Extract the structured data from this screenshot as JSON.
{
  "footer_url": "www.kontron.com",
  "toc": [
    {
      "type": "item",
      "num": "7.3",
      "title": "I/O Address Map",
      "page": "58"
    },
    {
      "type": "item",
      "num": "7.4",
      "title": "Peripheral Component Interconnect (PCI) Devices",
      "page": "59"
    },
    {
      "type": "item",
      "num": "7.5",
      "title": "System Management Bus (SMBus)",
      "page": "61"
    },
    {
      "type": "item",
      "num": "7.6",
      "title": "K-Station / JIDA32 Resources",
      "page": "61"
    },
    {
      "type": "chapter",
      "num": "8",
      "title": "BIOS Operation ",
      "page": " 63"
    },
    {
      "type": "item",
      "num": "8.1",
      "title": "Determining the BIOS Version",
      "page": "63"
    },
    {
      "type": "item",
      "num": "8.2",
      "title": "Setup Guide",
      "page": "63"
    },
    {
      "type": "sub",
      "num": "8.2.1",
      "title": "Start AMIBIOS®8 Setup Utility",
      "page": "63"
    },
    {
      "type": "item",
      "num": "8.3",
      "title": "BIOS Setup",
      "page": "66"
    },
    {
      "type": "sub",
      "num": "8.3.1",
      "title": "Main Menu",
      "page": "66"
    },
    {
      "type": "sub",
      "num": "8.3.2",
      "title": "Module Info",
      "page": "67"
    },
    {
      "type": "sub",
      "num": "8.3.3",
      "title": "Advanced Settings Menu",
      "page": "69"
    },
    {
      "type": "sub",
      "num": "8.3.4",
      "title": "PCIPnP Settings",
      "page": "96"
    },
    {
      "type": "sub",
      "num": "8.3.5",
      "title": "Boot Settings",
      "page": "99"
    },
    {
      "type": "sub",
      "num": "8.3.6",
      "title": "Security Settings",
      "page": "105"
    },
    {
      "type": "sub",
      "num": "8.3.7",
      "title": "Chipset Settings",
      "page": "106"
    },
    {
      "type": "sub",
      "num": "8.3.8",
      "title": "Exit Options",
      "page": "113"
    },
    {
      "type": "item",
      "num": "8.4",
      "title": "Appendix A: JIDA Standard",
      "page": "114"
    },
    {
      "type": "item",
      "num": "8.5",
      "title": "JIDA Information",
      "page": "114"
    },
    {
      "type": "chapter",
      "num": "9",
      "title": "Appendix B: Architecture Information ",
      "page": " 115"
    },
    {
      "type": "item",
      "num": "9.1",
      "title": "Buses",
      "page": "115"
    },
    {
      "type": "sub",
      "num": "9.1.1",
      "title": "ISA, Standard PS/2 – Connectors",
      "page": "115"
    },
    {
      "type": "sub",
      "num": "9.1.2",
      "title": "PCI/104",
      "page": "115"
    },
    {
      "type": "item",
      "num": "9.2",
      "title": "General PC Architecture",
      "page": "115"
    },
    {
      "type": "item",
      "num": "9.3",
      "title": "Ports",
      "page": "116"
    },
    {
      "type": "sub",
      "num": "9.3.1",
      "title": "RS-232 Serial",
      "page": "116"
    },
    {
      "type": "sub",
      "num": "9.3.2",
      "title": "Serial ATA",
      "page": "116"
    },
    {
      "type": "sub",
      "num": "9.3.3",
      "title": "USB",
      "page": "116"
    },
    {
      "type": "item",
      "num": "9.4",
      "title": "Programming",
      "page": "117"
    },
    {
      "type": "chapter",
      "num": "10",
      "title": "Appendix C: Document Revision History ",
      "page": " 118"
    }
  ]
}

- **What you are asked to do**
List the lines of the material in which the word "Settings" occurs.

- **Response**
      "title": "Advanced Settings Menu",
      "title": "PCIPnP Settings",
      "title": "Boot Settings",
      "title": "Security Settings",
      "title": "Chipset Settings",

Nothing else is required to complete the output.